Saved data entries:
· · · · ·

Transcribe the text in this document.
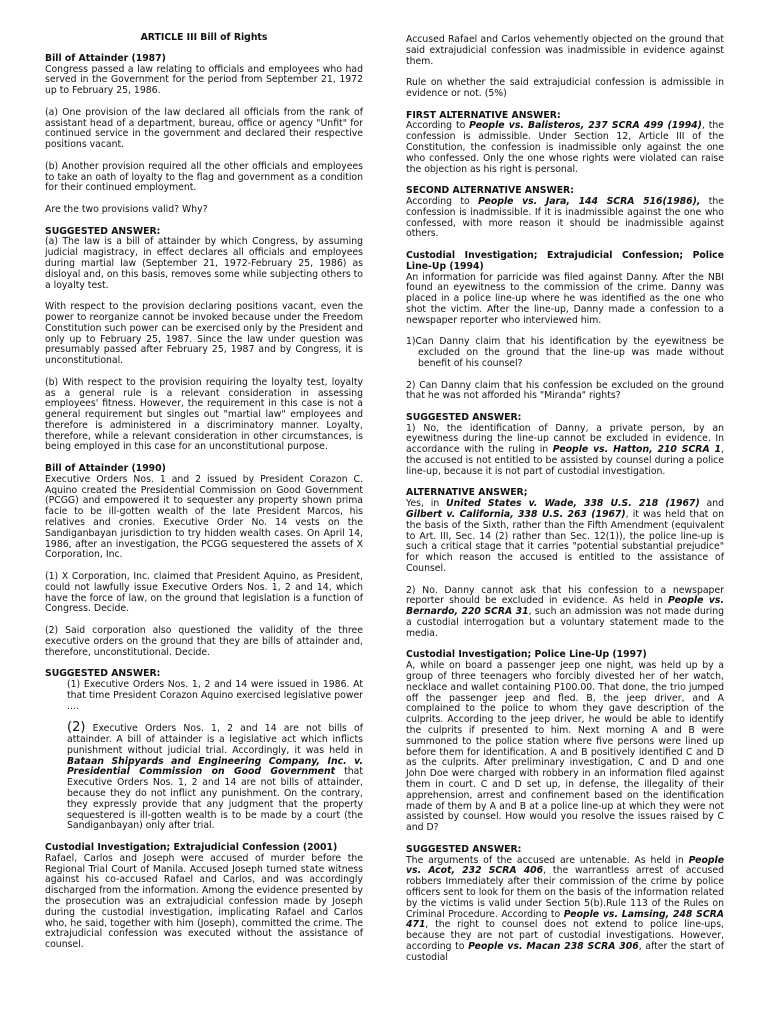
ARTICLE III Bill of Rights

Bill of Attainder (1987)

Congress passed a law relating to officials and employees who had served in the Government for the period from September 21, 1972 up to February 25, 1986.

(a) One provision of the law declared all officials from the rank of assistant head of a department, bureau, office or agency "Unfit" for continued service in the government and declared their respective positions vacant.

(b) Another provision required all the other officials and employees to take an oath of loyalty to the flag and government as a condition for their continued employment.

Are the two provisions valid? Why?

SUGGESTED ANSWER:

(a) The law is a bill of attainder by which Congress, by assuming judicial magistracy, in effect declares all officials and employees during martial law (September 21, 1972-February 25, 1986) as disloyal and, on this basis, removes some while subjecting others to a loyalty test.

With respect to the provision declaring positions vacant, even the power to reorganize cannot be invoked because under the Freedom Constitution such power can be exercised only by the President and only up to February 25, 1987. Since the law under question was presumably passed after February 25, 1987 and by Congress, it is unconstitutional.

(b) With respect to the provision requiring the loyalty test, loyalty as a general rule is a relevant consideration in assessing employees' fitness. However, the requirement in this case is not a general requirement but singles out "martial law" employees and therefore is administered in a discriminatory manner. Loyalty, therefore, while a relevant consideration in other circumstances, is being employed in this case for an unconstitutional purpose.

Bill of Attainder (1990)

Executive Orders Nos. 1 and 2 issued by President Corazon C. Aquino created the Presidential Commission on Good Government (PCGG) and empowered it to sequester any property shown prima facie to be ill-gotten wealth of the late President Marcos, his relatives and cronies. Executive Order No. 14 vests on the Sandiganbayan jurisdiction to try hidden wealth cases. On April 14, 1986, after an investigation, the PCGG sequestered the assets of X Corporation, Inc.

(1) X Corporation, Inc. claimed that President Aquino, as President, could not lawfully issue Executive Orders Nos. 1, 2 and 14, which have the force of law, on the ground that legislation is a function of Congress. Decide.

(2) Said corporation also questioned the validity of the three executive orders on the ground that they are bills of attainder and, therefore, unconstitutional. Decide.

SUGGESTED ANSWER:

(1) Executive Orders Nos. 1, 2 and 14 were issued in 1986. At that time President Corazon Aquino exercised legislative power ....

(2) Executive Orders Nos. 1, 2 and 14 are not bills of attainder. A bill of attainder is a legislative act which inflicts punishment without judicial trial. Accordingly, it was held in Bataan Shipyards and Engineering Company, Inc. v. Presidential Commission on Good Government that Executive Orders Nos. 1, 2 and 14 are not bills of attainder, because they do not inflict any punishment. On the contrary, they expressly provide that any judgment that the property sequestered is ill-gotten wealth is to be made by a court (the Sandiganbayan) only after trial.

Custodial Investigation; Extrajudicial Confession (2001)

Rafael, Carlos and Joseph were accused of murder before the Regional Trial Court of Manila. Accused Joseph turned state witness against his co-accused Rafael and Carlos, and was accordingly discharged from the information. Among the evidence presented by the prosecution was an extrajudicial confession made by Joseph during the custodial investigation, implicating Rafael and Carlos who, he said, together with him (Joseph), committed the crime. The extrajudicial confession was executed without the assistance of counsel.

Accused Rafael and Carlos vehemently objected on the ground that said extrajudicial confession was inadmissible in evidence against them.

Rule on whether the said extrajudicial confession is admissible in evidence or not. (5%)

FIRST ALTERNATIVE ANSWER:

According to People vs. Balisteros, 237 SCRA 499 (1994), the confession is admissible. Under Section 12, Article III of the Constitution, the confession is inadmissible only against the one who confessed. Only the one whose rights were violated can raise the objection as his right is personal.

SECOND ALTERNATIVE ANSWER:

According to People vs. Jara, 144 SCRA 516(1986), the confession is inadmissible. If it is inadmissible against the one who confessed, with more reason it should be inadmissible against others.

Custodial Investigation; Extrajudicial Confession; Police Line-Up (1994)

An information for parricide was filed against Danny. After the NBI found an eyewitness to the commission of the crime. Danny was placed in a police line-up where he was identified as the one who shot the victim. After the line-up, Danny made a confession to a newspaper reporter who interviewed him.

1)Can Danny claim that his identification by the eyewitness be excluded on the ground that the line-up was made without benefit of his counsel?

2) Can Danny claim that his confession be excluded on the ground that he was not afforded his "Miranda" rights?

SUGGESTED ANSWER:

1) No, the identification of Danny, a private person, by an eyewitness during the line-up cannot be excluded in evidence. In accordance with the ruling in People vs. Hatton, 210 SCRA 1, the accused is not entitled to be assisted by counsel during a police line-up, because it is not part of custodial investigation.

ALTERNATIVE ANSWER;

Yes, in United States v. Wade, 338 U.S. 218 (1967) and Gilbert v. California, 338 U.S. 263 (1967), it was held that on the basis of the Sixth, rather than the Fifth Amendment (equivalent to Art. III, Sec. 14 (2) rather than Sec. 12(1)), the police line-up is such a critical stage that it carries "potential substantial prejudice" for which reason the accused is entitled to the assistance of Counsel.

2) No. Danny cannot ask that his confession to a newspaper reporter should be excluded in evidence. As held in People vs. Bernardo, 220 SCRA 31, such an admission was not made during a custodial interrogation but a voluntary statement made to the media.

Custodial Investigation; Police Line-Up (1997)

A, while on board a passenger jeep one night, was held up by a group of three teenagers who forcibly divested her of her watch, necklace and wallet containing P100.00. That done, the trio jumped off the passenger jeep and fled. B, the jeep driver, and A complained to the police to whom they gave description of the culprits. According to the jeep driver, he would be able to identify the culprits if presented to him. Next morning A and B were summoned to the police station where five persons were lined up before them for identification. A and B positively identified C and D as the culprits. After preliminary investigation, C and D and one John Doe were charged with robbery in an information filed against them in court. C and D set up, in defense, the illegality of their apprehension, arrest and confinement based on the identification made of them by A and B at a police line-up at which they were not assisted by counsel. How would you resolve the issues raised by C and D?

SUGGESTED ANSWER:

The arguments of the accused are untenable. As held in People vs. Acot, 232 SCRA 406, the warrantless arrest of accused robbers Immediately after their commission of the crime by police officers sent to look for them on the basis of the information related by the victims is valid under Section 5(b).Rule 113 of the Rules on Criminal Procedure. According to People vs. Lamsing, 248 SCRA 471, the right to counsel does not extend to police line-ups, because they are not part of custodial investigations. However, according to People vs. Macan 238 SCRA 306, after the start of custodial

· · · · ·

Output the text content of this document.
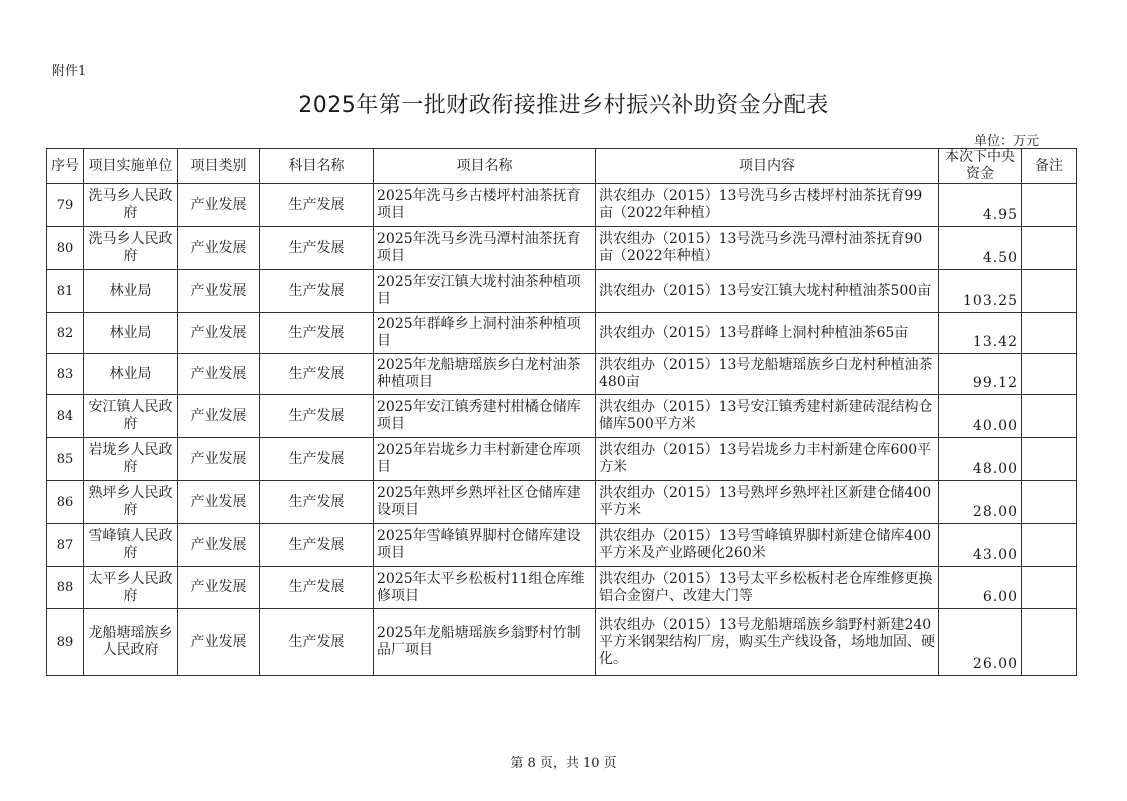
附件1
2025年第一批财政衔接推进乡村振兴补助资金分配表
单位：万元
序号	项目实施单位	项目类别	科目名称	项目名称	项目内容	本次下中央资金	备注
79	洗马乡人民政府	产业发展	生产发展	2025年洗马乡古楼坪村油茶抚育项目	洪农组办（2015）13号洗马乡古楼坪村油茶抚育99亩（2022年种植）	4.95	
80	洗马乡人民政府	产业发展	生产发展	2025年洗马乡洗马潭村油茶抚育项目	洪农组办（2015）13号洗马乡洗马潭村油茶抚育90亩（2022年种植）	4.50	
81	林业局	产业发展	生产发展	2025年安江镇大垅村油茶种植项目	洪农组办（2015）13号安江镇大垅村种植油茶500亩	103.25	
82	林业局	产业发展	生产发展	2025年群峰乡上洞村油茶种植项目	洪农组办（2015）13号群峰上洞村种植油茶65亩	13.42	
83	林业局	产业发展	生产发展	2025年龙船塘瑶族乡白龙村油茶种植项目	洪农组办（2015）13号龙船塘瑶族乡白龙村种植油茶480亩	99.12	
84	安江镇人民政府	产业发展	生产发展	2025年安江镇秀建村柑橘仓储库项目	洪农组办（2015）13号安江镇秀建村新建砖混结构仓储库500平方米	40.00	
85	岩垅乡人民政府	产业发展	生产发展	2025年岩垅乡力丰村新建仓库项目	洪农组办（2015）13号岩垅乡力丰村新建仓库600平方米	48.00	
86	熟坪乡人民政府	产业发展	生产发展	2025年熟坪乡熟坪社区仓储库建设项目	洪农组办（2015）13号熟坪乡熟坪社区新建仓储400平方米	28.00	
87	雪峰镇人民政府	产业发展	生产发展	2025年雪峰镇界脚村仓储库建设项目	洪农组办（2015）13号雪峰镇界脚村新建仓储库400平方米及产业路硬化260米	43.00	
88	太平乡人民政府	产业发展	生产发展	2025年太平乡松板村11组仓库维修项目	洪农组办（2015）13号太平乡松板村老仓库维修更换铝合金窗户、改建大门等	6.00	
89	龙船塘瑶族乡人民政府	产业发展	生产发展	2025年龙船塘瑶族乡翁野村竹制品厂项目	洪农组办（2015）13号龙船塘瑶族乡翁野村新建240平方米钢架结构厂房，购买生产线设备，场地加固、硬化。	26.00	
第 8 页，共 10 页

· · · · ·

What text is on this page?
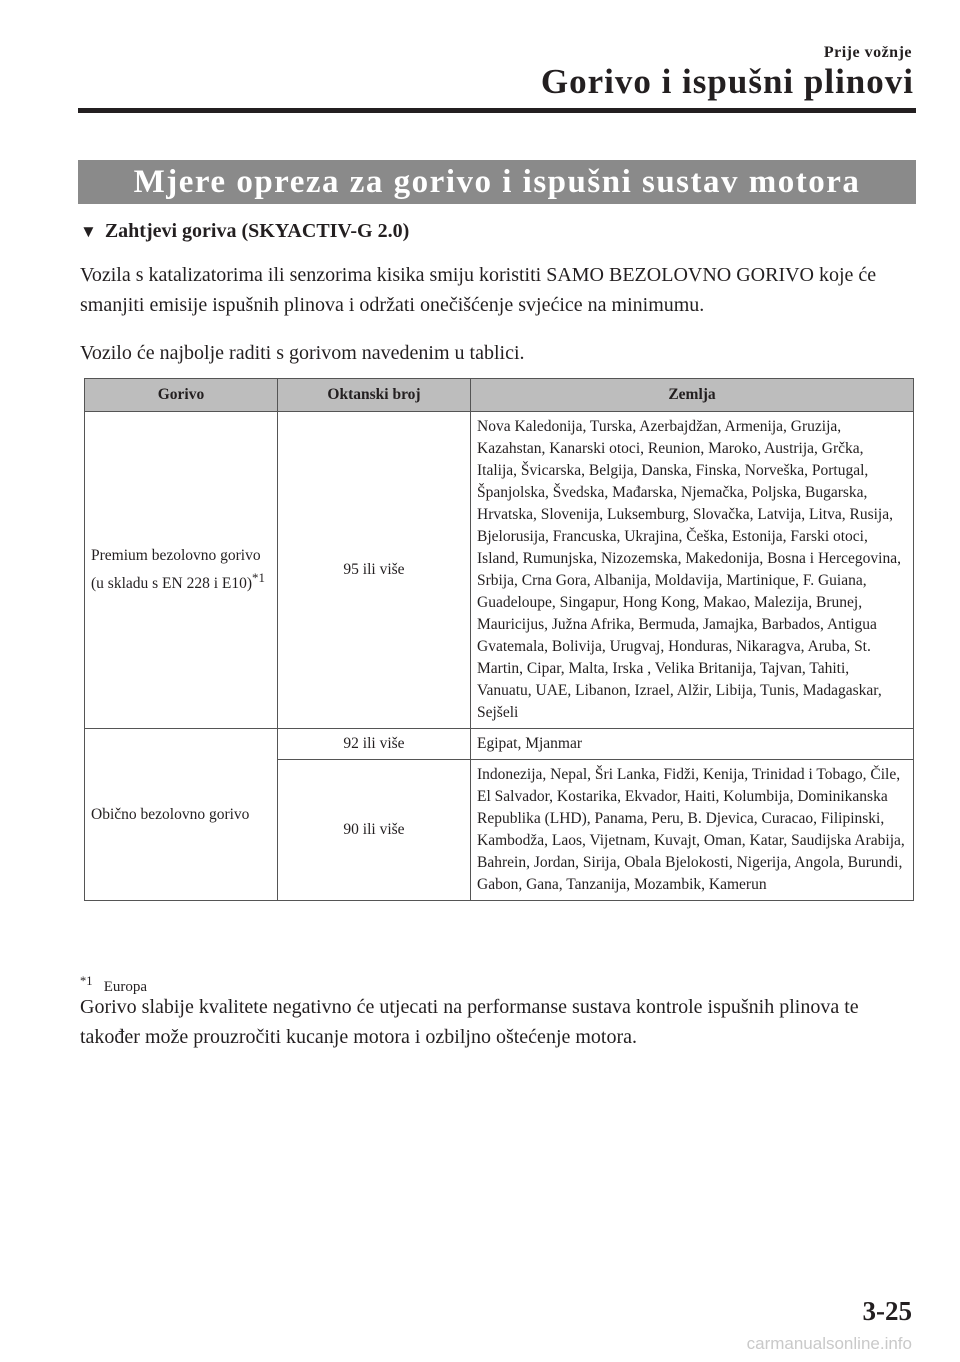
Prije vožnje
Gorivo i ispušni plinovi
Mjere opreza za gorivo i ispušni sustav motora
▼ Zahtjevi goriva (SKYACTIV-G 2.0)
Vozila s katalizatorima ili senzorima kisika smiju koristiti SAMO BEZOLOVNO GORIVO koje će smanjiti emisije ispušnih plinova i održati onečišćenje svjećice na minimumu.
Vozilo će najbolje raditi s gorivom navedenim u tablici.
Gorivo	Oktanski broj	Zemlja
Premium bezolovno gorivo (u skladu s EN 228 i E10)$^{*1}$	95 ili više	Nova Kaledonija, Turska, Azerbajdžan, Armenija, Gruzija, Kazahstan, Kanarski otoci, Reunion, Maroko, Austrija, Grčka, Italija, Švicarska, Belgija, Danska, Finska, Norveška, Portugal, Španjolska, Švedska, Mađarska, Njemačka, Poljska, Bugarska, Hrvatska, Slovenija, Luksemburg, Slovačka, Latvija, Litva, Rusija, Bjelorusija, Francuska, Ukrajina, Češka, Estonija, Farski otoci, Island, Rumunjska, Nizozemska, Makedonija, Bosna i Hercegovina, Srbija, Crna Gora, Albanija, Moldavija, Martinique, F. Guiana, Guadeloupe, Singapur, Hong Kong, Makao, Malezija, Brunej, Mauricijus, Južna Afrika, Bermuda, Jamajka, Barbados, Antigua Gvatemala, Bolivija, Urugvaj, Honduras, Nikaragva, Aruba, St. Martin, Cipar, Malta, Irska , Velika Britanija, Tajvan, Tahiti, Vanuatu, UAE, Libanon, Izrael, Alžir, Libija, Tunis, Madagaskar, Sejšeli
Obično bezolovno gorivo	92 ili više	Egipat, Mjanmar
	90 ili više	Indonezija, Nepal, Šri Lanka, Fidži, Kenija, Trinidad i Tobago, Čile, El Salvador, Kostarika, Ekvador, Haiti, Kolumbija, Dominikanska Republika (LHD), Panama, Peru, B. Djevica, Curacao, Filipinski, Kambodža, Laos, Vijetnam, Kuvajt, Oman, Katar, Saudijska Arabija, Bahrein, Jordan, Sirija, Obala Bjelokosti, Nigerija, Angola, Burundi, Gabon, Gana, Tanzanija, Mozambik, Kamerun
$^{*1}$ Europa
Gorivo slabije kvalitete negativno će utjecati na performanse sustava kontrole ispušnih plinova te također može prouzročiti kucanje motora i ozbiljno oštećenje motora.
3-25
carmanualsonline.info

· · · · ·

Tally the lines of the data that contain the string "text" and report the total alone.

3